Requirements -
Repeat everything in the material exactly.

Data to process -
————————

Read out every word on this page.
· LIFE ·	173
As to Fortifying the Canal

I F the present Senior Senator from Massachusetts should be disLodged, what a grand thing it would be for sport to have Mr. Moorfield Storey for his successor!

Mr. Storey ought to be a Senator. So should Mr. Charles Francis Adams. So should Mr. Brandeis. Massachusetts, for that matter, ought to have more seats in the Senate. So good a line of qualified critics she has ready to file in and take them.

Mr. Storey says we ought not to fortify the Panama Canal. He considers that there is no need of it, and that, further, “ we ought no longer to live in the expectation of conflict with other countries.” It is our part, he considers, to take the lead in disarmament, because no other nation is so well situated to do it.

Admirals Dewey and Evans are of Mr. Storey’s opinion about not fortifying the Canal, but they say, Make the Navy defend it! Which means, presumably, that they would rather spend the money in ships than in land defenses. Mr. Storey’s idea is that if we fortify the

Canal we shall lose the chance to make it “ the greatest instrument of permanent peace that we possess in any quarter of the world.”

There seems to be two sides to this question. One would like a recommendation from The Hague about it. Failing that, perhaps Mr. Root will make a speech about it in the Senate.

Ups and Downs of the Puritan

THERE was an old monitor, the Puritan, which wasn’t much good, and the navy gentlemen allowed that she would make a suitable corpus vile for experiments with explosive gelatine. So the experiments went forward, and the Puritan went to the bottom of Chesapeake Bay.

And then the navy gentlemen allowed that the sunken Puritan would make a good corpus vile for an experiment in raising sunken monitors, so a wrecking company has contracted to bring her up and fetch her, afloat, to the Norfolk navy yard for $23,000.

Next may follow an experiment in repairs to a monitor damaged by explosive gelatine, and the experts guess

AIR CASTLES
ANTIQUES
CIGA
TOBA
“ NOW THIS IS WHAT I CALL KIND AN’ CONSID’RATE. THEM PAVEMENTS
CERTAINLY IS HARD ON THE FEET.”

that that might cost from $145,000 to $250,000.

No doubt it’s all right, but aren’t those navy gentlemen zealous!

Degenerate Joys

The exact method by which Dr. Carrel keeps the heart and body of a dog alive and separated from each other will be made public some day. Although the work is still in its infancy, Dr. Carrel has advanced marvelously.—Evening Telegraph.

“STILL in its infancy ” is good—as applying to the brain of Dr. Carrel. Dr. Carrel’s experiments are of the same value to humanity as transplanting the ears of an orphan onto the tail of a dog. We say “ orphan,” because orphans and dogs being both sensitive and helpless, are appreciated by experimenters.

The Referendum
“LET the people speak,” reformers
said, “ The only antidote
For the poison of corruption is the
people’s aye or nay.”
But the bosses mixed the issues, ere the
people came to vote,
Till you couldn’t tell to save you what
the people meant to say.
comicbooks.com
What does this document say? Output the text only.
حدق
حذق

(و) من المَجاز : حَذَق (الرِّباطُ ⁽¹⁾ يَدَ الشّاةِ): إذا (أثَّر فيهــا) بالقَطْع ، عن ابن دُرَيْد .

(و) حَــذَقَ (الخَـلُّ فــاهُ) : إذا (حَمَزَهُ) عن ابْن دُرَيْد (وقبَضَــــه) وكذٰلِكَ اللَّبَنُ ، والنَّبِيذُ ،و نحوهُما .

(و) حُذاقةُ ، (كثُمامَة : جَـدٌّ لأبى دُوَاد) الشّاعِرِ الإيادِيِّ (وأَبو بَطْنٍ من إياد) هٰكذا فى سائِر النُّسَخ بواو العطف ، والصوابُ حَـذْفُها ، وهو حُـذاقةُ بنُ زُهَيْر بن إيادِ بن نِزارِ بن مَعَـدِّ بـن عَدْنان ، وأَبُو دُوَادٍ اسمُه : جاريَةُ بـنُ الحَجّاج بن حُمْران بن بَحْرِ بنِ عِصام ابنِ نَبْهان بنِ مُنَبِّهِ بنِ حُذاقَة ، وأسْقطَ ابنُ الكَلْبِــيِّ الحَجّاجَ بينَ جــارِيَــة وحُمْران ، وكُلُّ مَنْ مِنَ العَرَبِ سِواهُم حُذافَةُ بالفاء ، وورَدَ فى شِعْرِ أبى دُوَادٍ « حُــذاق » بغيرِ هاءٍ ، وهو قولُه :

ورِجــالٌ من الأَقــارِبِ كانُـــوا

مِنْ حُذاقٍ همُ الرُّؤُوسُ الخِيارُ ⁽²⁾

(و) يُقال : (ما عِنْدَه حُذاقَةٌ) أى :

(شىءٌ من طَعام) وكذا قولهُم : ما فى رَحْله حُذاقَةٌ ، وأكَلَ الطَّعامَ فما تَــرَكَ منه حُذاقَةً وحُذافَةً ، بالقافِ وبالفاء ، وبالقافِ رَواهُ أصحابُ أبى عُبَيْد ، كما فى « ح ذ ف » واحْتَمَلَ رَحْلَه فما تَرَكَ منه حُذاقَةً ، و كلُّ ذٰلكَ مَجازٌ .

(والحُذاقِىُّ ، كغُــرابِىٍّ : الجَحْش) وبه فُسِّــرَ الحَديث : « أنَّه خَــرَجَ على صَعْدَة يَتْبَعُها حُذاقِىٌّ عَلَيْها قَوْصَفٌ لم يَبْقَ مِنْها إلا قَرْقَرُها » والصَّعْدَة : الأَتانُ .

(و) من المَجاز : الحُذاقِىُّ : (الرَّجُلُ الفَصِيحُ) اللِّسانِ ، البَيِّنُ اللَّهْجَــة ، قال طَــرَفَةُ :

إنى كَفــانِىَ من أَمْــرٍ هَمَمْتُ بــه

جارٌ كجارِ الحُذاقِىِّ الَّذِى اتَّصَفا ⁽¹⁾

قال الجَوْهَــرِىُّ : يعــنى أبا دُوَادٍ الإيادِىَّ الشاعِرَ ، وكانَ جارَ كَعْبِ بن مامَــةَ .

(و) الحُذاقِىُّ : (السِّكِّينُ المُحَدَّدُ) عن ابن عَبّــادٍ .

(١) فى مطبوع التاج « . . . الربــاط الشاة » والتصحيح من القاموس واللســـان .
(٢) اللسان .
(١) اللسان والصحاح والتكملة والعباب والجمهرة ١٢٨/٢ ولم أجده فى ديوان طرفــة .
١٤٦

————————

Output for this task -
Read out every word on this page.
· LIFE ·	173
As to Fortifying the Canal

I F the present Senior Senator from Massachusetts should be disLodged, what a grand thing it would be for sport to have Mr. Moorfield Storey for his successor!

Mr. Storey ought to be a Senator. So should Mr. Charles Francis Adams. So should Mr. Brandeis. Massachusetts, for that matter, ought to have more seats in the Senate. So good a line of qualified critics she has ready to file in and take them.

Mr. Storey says we ought not to fortify the Panama Canal. He considers that there is no need of it, and that, further, “ we ought no longer to live in the expectation of conflict with other countries.” It is our part, he considers, to take the lead in disarmament, because no other nation is so well situated to do it.

Admirals Dewey and Evans are of Mr. Storey’s opinion about not fortifying the Canal, but they say, Make the Navy defend it! Which means, presumably, that they would rather spend the money in ships than in land defenses. Mr. Storey’s idea is that if we fortify the

Canal we shall lose the chance to make it “ the greatest instrument of permanent peace that we possess in any quarter of the world.”

There seems to be two sides to this question. One would like a recommendation from The Hague about it. Failing that, perhaps Mr. Root will make a speech about it in the Senate.

Ups and Downs of the Puritan

THERE was an old monitor, the Puritan, which wasn’t much good, and the navy gentlemen allowed that she would make a suitable corpus vile for experiments with explosive gelatine. So the experiments went forward, and the Puritan went to the bottom of Chesapeake Bay.

And then the navy gentlemen allowed that the sunken Puritan would make a good corpus vile for an experiment in raising sunken monitors, so a wrecking company has contracted to bring her up and fetch her, afloat, to the Norfolk navy yard for $23,000.

Next may follow an experiment in repairs to a monitor damaged by explosive gelatine, and the experts guess

AIR CASTLES
ANTIQUES
CIGA
TOBA
“ NOW THIS IS WHAT I CALL KIND AN’ CONSID’RATE. THEM PAVEMENTS
CERTAINLY IS HARD ON THE FEET.”

that that might cost from $145,000 to $250,000.

No doubt it’s all right, but aren’t those navy gentlemen zealous!

Degenerate Joys

The exact method by which Dr. Carrel keeps the heart and body of a dog alive and separated from each other will be made public some day. Although the work is still in its infancy, Dr. Carrel has advanced marvelously.—Evening Telegraph.

“STILL in its infancy ” is good—as applying to the brain of Dr. Carrel. Dr. Carrel’s experiments are of the same value to humanity as transplanting the ears of an orphan onto the tail of a dog. We say “ orphan,” because orphans and dogs being both sensitive and helpless, are appreciated by experimenters.

The Referendum
“LET the people speak,” reformers
said, “ The only antidote
For the poison of corruption is the
people’s aye or nay.”
But the bosses mixed the issues, ere the
people came to vote,
Till you couldn’t tell to save you what
the people meant to say.
comicbooks.com
What does this document say? Output the text only.
حدق
حذق

(و) من المَجاز : حَذَق (الرِّباطُ ⁽¹⁾ يَدَ الشّاةِ): إذا (أثَّر فيهــا) بالقَطْع ، عن ابن دُرَيْد .

(و) حَــذَقَ (الخَـلُّ فــاهُ) : إذا (حَمَزَهُ) عن ابْن دُرَيْد (وقبَضَــــه) وكذٰلِكَ اللَّبَنُ ، والنَّبِيذُ ،و نحوهُما .

(و) حُذاقةُ ، (كثُمامَة : جَـدٌّ لأبى دُوَاد) الشّاعِرِ الإيادِيِّ (وأَبو بَطْنٍ من إياد) هٰكذا فى سائِر النُّسَخ بواو العطف ، والصوابُ حَـذْفُها ، وهو حُـذاقةُ بنُ زُهَيْر بن إيادِ بن نِزارِ بن مَعَـدِّ بـن عَدْنان ، وأَبُو دُوَادٍ اسمُه : جاريَةُ بـنُ الحَجّاج بن حُمْران بن بَحْرِ بنِ عِصام ابنِ نَبْهان بنِ مُنَبِّهِ بنِ حُذاقَة ، وأسْقطَ ابنُ الكَلْبِــيِّ الحَجّاجَ بينَ جــارِيَــة وحُمْران ، وكُلُّ مَنْ مِنَ العَرَبِ سِواهُم حُذافَةُ بالفاء ، وورَدَ فى شِعْرِ أبى دُوَادٍ « حُــذاق » بغيرِ هاءٍ ، وهو قولُه :

ورِجــالٌ من الأَقــارِبِ كانُـــوا

مِنْ حُذاقٍ همُ الرُّؤُوسُ الخِيارُ ⁽²⁾

(و) يُقال : (ما عِنْدَه حُذاقَةٌ) أى :

(شىءٌ من طَعام) وكذا قولهُم : ما فى رَحْله حُذاقَةٌ ، وأكَلَ الطَّعامَ فما تَــرَكَ منه حُذاقَةً وحُذافَةً ، بالقافِ وبالفاء ، وبالقافِ رَواهُ أصحابُ أبى عُبَيْد ، كما فى « ح ذ ف » واحْتَمَلَ رَحْلَه فما تَرَكَ منه حُذاقَةً ، و كلُّ ذٰلكَ مَجازٌ .

(والحُذاقِىُّ ، كغُــرابِىٍّ : الجَحْش) وبه فُسِّــرَ الحَديث : « أنَّه خَــرَجَ على صَعْدَة يَتْبَعُها حُذاقِىٌّ عَلَيْها قَوْصَفٌ لم يَبْقَ مِنْها إلا قَرْقَرُها » والصَّعْدَة : الأَتانُ .

(و) من المَجاز : الحُذاقِىُّ : (الرَّجُلُ الفَصِيحُ) اللِّسانِ ، البَيِّنُ اللَّهْجَــة ، قال طَــرَفَةُ :

إنى كَفــانِىَ من أَمْــرٍ هَمَمْتُ بــه

جارٌ كجارِ الحُذاقِىِّ الَّذِى اتَّصَفا ⁽¹⁾

قال الجَوْهَــرِىُّ : يعــنى أبا دُوَادٍ الإيادِىَّ الشاعِرَ ، وكانَ جارَ كَعْبِ بن مامَــةَ .

(و) الحُذاقِىُّ : (السِّكِّينُ المُحَدَّدُ) عن ابن عَبّــادٍ .

(١) فى مطبوع التاج « . . . الربــاط الشاة » والتصحيح من القاموس واللســـان .
(٢) اللسان .
(١) اللسان والصحاح والتكملة والعباب والجمهرة ١٢٨/٢ ولم أجده فى ديوان طرفــة .
١٤٦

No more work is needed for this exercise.